Exercise inputs

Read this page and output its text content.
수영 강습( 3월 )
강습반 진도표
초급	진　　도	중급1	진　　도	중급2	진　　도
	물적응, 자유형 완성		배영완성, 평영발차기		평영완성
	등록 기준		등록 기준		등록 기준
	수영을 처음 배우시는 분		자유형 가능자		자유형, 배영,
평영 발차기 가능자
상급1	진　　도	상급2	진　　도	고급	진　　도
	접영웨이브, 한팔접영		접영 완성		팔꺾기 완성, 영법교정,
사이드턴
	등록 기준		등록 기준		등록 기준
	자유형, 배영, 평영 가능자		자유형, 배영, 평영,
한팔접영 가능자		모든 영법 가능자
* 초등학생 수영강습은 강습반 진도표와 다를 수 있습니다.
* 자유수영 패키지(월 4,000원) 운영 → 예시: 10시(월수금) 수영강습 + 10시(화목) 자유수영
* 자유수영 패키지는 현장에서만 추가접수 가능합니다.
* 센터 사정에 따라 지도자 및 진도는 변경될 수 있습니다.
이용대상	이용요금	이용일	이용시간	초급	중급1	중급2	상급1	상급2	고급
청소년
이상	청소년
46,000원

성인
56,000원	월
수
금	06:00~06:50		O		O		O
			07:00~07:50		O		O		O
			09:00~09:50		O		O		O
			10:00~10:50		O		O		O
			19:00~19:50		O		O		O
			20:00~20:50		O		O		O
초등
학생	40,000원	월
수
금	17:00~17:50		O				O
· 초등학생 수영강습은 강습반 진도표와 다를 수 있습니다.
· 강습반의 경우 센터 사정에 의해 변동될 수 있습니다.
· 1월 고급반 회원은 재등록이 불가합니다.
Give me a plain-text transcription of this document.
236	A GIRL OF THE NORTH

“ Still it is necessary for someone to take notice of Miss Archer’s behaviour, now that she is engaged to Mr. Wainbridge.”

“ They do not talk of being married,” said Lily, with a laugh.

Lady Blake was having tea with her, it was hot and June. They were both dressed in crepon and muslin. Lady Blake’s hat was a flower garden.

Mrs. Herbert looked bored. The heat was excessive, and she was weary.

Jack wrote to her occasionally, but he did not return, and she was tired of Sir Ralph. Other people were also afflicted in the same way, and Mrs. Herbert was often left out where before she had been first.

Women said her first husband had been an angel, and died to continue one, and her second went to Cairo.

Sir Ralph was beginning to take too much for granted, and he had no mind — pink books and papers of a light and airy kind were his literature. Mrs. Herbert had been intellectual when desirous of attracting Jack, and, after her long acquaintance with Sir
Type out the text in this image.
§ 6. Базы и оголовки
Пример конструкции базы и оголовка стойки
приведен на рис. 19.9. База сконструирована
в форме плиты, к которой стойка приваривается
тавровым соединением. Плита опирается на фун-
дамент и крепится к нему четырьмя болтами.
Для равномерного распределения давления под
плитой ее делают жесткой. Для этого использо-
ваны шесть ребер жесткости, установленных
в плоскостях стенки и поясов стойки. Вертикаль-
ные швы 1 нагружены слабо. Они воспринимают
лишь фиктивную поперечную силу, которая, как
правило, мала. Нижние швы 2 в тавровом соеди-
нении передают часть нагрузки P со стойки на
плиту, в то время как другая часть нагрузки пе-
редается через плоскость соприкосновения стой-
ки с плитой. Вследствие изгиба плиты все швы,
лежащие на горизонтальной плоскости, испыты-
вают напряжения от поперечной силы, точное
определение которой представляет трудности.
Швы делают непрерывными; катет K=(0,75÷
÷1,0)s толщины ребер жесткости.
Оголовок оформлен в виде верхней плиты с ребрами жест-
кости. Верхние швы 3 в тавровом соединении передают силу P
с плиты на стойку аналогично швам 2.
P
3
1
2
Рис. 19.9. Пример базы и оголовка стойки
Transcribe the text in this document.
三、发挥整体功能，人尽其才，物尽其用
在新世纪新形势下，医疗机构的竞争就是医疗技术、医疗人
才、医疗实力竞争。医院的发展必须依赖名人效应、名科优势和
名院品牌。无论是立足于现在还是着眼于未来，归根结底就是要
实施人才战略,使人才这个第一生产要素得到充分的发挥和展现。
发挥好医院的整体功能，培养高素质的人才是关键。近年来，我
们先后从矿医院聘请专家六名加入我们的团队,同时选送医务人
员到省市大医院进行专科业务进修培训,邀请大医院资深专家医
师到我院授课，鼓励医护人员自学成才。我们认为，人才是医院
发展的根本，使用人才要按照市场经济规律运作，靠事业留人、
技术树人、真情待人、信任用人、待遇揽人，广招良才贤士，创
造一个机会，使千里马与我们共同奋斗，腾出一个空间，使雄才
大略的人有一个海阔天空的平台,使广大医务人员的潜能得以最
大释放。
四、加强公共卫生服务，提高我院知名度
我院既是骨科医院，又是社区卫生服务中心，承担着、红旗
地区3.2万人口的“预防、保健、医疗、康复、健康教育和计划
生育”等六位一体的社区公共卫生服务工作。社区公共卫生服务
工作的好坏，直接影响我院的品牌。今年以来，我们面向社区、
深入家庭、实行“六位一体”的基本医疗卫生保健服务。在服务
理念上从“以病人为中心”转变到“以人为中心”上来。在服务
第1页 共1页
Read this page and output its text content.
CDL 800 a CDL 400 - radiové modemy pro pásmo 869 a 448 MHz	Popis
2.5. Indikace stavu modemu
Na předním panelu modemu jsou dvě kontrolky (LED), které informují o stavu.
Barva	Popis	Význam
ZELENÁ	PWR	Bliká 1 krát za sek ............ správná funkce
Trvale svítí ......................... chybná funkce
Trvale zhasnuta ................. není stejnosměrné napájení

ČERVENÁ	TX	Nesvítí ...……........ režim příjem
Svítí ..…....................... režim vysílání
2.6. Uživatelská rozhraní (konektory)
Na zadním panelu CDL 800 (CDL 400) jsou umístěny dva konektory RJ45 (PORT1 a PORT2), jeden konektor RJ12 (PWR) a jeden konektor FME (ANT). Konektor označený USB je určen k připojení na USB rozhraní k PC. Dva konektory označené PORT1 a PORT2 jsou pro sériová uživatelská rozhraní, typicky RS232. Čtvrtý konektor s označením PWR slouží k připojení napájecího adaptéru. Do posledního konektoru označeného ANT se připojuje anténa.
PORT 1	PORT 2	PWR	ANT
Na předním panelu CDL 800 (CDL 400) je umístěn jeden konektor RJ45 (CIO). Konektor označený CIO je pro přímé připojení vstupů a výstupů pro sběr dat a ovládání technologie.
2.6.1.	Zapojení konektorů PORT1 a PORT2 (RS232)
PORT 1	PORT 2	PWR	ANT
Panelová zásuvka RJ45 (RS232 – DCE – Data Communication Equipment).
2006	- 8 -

What you are asked to do
Repeat the material above in full, exactly as it stands.

Task result
Read this page and output its text content.
수영 강습( 3월 )
강습반 진도표
초급	진　　도	중급1	진　　도	중급2	진　　도
	물적응, 자유형 완성		배영완성, 평영발차기		평영완성
	등록 기준		등록 기준		등록 기준
	수영을 처음 배우시는 분		자유형 가능자		자유형, 배영,
평영 발차기 가능자
상급1	진　　도	상급2	진　　도	고급	진　　도
	접영웨이브, 한팔접영		접영 완성		팔꺾기 완성, 영법교정,
사이드턴
	등록 기준		등록 기준		등록 기준
	자유형, 배영, 평영 가능자		자유형, 배영, 평영,
한팔접영 가능자		모든 영법 가능자
* 초등학생 수영강습은 강습반 진도표와 다를 수 있습니다.
* 자유수영 패키지(월 4,000원) 운영 → 예시: 10시(월수금) 수영강습 + 10시(화목) 자유수영
* 자유수영 패키지는 현장에서만 추가접수 가능합니다.
* 센터 사정에 따라 지도자 및 진도는 변경될 수 있습니다.
이용대상	이용요금	이용일	이용시간	초급	중급1	중급2	상급1	상급2	고급
청소년
이상	청소년
46,000원

성인
56,000원	월
수
금	06:00~06:50		O		O		O
			07:00~07:50		O		O		O
			09:00~09:50		O		O		O
			10:00~10:50		O		O		O
			19:00~19:50		O		O		O
			20:00~20:50		O		O		O
초등
학생	40,000원	월
수
금	17:00~17:50		O				O
· 초등학생 수영강습은 강습반 진도표와 다를 수 있습니다.
· 강습반의 경우 센터 사정에 의해 변동될 수 있습니다.
· 1월 고급반 회원은 재등록이 불가합니다.
Give me a plain-text transcription of this document.
236	A GIRL OF THE NORTH

“ Still it is necessary for someone to take notice of Miss Archer’s behaviour, now that she is engaged to Mr. Wainbridge.”

“ They do not talk of being married,” said Lily, with a laugh.

Lady Blake was having tea with her, it was hot and June. They were both dressed in crepon and muslin. Lady Blake’s hat was a flower garden.

Mrs. Herbert looked bored. The heat was excessive, and she was weary.

Jack wrote to her occasionally, but he did not return, and she was tired of Sir Ralph. Other people were also afflicted in the same way, and Mrs. Herbert was often left out where before she had been first.

Women said her first husband had been an angel, and died to continue one, and her second went to Cairo.

Sir Ralph was beginning to take too much for granted, and he had no mind — pink books and papers of a light and airy kind were his literature. Mrs. Herbert had been intellectual when desirous of attracting Jack, and, after her long acquaintance with Sir
Type out the text in this image.
§ 6. Базы и оголовки
Пример конструкции базы и оголовка стойки
приведен на рис. 19.9. База сконструирована
в форме плиты, к которой стойка приваривается
тавровым соединением. Плита опирается на фун-
дамент и крепится к нему четырьмя болтами.
Для равномерного распределения давления под
плитой ее делают жесткой. Для этого использо-
ваны шесть ребер жесткости, установленных
в плоскостях стенки и поясов стойки. Вертикаль-
ные швы 1 нагружены слабо. Они воспринимают
лишь фиктивную поперечную силу, которая, как
правило, мала. Нижние швы 2 в тавровом соеди-
нении передают часть нагрузки P со стойки на
плиту, в то время как другая часть нагрузки пе-
редается через плоскость соприкосновения стой-
ки с плитой. Вследствие изгиба плиты все швы,
лежащие на горизонтальной плоскости, испыты-
вают напряжения от поперечной силы, точное
определение которой представляет трудности.
Швы делают непрерывными; катет K=(0,75÷
÷1,0)s толщины ребер жесткости.
Оголовок оформлен в виде верхней плиты с ребрами жест-
кости. Верхние швы 3 в тавровом соединении передают силу P
с плиты на стойку аналогично швам 2.
P
3
1
2
Рис. 19.9. Пример базы и оголовка стойки
Transcribe the text in this document.
三、发挥整体功能，人尽其才，物尽其用
在新世纪新形势下，医疗机构的竞争就是医疗技术、医疗人
才、医疗实力竞争。医院的发展必须依赖名人效应、名科优势和
名院品牌。无论是立足于现在还是着眼于未来，归根结底就是要
实施人才战略,使人才这个第一生产要素得到充分的发挥和展现。
发挥好医院的整体功能，培养高素质的人才是关键。近年来，我
们先后从矿医院聘请专家六名加入我们的团队,同时选送医务人
员到省市大医院进行专科业务进修培训,邀请大医院资深专家医
师到我院授课，鼓励医护人员自学成才。我们认为，人才是医院
发展的根本，使用人才要按照市场经济规律运作，靠事业留人、
技术树人、真情待人、信任用人、待遇揽人，广招良才贤士，创
造一个机会，使千里马与我们共同奋斗，腾出一个空间，使雄才
大略的人有一个海阔天空的平台,使广大医务人员的潜能得以最
大释放。
四、加强公共卫生服务，提高我院知名度
我院既是骨科医院，又是社区卫生服务中心，承担着、红旗
地区3.2万人口的“预防、保健、医疗、康复、健康教育和计划
生育”等六位一体的社区公共卫生服务工作。社区公共卫生服务
工作的好坏，直接影响我院的品牌。今年以来，我们面向社区、
深入家庭、实行“六位一体”的基本医疗卫生保健服务。在服务
理念上从“以病人为中心”转变到“以人为中心”上来。在服务
第1页 共1页
Read this page and output its text content.
CDL 800 a CDL 400 - radiové modemy pro pásmo 869 a 448 MHz	Popis
2.5. Indikace stavu modemu
Na předním panelu modemu jsou dvě kontrolky (LED), které informují o stavu.
Barva	Popis	Význam
ZELENÁ	PWR	Bliká 1 krát za sek ............ správná funkce
Trvale svítí ......................... chybná funkce
Trvale zhasnuta ................. není stejnosměrné napájení

ČERVENÁ	TX	Nesvítí ...……........ režim příjem
Svítí ..…....................... režim vysílání
2.6. Uživatelská rozhraní (konektory)
Na zadním panelu CDL 800 (CDL 400) jsou umístěny dva konektory RJ45 (PORT1 a PORT2), jeden konektor RJ12 (PWR) a jeden konektor FME (ANT). Konektor označený USB je určen k připojení na USB rozhraní k PC. Dva konektory označené PORT1 a PORT2 jsou pro sériová uživatelská rozhraní, typicky RS232. Čtvrtý konektor s označením PWR slouží k připojení napájecího adaptéru. Do posledního konektoru označeného ANT se připojuje anténa.
PORT 1	PORT 2	PWR	ANT
Na předním panelu CDL 800 (CDL 400) je umístěn jeden konektor RJ45 (CIO). Konektor označený CIO je pro přímé připojení vstupů a výstupů pro sběr dat a ovládání technologie.
2.6.1.	Zapojení konektorů PORT1 a PORT2 (RS232)
PORT 1	PORT 2	PWR	ANT
Panelová zásuvka RJ45 (RS232 – DCE – Data Communication Equipment).
2006	- 8 -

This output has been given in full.